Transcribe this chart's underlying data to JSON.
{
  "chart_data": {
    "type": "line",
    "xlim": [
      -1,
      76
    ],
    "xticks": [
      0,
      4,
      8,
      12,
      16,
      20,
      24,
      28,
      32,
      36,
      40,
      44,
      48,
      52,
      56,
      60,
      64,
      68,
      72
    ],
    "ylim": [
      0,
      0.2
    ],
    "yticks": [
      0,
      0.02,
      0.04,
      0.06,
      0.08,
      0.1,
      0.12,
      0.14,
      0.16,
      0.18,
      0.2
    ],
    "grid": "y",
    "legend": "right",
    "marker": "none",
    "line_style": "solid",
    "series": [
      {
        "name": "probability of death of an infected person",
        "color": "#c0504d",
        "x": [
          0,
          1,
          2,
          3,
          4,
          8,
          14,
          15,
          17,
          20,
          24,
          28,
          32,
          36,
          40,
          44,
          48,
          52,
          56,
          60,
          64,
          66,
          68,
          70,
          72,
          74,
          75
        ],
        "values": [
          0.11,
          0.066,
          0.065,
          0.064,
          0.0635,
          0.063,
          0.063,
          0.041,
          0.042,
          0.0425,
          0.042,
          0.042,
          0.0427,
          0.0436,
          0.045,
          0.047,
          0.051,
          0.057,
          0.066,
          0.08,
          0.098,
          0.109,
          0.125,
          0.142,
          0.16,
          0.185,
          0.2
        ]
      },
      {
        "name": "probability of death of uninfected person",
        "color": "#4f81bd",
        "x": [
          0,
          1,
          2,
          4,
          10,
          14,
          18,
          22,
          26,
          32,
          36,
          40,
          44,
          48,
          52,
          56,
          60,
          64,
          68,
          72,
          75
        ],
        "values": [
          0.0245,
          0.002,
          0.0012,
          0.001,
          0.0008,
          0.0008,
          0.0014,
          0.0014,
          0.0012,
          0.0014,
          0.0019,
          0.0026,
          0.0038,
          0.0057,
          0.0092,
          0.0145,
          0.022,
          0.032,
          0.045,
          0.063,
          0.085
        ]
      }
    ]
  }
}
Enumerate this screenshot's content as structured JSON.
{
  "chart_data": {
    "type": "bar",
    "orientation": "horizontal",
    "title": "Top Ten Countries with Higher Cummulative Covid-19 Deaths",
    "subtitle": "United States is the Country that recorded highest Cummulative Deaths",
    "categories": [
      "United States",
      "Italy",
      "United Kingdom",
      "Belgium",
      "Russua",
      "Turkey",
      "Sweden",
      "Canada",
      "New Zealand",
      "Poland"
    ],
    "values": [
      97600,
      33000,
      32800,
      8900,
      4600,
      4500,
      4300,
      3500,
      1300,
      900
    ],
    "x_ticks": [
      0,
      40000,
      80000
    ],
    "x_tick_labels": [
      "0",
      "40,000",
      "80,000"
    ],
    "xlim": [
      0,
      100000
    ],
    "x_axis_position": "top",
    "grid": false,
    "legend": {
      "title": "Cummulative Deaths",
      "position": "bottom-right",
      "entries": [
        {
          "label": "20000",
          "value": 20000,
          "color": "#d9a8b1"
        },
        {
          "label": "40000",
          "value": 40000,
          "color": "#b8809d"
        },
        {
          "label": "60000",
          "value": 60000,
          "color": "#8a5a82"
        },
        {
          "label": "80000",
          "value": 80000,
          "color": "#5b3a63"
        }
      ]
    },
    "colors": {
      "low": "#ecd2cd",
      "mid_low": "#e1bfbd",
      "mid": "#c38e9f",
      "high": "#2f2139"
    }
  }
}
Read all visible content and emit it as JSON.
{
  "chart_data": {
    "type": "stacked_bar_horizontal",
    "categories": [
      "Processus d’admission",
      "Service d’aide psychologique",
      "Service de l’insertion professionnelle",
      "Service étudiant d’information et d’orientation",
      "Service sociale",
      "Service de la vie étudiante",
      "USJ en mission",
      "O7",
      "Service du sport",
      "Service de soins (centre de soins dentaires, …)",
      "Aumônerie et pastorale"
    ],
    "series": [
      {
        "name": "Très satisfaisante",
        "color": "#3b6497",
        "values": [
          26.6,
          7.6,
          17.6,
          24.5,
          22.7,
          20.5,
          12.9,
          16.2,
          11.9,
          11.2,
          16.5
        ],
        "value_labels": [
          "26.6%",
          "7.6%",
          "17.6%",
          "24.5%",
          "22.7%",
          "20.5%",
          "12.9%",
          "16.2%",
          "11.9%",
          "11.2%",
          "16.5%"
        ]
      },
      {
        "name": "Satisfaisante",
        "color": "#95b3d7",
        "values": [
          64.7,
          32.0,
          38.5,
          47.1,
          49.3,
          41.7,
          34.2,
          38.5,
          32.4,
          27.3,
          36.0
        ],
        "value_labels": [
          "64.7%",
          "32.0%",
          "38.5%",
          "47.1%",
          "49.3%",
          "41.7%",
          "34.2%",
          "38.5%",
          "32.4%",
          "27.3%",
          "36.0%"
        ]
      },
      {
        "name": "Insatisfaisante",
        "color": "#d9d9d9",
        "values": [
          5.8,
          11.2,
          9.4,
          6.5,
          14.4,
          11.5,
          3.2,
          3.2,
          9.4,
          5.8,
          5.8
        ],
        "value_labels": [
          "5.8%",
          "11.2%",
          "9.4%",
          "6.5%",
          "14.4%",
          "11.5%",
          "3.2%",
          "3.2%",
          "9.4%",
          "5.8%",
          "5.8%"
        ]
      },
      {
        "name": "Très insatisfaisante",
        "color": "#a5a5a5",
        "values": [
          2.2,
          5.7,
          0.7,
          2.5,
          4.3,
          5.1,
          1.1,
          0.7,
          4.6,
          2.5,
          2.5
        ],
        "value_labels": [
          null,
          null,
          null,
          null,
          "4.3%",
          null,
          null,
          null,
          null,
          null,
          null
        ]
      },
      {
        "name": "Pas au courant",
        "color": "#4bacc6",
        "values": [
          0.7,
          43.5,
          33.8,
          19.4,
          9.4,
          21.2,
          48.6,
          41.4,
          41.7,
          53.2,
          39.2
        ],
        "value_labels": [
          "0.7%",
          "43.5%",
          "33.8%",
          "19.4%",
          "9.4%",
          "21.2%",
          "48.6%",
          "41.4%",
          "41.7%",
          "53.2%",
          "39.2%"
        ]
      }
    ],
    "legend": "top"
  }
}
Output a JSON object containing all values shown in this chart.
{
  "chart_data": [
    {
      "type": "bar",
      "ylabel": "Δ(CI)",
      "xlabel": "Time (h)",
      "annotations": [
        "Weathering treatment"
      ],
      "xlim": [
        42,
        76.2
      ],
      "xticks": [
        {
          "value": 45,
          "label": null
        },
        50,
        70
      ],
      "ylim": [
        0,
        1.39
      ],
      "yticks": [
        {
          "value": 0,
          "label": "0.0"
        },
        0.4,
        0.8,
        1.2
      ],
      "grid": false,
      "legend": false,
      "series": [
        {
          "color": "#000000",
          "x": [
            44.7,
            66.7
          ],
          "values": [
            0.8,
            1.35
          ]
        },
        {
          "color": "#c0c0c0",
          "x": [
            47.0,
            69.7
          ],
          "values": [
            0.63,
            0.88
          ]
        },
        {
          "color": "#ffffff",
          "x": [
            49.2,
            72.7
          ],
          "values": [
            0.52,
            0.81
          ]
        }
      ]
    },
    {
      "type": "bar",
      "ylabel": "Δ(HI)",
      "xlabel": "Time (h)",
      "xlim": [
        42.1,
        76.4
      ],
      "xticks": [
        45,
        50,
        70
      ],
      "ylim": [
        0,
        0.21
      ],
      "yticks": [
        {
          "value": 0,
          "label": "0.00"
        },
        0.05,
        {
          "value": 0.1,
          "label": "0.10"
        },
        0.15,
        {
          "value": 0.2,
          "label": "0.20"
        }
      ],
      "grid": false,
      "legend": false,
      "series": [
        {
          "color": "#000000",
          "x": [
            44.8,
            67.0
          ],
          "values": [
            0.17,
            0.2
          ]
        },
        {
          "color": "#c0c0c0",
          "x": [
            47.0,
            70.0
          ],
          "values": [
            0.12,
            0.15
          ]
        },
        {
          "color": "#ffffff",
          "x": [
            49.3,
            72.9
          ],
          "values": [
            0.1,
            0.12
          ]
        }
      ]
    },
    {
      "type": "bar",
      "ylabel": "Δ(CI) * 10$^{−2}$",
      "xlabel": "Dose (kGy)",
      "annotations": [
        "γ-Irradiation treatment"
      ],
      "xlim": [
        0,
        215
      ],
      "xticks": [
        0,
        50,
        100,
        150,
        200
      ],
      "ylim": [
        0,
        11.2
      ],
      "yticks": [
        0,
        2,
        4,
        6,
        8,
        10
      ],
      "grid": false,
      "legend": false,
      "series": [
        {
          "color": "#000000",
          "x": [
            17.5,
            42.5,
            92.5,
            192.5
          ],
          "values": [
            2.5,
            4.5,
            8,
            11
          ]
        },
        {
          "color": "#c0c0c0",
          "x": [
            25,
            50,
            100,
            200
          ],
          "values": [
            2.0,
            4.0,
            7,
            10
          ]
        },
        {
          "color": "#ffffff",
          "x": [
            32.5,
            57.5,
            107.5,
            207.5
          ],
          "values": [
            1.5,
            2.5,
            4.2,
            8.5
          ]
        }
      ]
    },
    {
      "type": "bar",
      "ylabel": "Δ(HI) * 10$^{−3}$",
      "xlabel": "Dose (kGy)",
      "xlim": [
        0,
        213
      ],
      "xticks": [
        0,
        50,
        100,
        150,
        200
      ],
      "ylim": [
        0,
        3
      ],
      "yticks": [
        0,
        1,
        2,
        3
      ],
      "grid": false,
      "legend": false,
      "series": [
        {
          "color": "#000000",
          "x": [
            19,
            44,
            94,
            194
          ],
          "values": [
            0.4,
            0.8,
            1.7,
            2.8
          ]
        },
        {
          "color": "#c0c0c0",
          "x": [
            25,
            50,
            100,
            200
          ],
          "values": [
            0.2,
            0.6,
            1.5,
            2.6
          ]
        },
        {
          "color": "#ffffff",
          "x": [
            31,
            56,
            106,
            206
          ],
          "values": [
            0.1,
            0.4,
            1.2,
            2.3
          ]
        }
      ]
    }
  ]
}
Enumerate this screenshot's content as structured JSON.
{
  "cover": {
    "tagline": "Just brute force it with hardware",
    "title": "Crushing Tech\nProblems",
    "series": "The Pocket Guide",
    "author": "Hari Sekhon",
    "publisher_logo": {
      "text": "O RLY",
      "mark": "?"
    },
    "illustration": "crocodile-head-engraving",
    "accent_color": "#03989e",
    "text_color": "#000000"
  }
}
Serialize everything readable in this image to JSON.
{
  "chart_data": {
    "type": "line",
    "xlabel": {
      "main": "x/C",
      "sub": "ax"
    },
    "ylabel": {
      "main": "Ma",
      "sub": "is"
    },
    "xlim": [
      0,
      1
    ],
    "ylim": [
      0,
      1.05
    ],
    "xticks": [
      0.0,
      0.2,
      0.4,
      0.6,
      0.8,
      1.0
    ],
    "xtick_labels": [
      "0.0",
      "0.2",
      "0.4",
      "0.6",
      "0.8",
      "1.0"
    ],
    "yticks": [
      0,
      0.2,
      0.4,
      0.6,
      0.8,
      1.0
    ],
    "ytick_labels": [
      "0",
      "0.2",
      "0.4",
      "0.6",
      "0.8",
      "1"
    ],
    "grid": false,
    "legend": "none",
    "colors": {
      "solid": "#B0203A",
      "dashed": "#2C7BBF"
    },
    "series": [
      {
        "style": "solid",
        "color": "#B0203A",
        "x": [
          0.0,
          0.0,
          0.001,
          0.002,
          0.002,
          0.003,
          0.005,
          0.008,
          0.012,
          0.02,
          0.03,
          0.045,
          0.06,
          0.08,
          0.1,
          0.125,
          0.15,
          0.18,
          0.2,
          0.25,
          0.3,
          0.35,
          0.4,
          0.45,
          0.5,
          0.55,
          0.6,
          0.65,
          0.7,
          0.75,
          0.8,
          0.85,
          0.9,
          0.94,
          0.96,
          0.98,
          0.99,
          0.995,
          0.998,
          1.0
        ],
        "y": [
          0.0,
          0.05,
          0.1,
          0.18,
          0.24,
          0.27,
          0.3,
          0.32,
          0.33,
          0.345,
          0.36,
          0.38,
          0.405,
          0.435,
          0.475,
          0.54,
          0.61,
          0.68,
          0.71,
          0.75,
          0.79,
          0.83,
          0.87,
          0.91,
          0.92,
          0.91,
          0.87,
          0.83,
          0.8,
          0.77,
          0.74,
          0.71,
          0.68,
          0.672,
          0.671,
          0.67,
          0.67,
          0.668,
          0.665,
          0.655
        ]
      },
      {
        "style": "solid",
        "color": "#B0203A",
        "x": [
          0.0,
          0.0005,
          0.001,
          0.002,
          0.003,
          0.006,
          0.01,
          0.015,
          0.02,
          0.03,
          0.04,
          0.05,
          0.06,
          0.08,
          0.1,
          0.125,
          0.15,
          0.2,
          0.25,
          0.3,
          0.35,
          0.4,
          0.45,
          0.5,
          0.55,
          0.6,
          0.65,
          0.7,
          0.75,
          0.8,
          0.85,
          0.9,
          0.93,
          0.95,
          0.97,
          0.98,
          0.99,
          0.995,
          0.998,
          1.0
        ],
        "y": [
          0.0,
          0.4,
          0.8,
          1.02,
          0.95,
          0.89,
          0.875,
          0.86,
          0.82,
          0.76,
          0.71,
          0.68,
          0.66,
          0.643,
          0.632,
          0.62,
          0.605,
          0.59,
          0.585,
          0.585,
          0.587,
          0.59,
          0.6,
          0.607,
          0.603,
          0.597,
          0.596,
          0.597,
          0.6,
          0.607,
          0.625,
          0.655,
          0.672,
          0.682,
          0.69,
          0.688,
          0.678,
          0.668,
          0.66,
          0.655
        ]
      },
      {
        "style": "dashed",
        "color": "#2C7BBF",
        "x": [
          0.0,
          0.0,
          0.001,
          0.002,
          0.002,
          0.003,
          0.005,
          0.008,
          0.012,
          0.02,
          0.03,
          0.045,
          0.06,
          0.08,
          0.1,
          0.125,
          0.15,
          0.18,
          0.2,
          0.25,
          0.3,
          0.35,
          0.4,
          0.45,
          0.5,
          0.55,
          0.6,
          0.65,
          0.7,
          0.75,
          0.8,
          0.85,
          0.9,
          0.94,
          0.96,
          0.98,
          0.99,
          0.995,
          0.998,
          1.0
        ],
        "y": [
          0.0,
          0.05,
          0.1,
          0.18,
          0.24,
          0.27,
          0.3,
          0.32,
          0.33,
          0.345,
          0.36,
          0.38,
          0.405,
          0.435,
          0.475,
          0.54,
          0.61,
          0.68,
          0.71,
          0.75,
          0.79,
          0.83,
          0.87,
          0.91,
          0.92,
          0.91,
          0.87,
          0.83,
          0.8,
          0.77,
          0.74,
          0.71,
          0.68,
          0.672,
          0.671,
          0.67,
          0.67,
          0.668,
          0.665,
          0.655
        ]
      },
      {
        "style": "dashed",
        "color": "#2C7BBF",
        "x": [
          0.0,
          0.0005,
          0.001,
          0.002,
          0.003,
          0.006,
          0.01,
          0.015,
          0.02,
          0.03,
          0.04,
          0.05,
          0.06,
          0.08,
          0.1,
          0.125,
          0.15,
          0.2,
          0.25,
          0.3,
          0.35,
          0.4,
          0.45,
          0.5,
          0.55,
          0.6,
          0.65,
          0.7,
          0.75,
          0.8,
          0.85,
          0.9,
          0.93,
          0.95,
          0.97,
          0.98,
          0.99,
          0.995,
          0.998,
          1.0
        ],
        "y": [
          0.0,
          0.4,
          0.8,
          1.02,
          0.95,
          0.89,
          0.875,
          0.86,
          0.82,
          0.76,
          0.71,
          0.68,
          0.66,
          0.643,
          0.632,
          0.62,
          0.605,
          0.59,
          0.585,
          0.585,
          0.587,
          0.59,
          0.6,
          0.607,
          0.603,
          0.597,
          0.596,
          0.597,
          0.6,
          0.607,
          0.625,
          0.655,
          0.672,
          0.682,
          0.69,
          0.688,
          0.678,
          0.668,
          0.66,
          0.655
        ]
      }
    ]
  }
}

_WHAT TO DO_. Filter the records down to the lines that contain the string "Service", and copy those lines.

_THE ANSWER_.
      "Service d’aide psychologique",
      "Service de l’insertion professionnelle",
      "Service étudiant d’information et d’orientation",
      "Service sociale",
      "Service de la vie étudiante",
      "Service du sport",
      "Service de soins (centre de soins dentaires, …)",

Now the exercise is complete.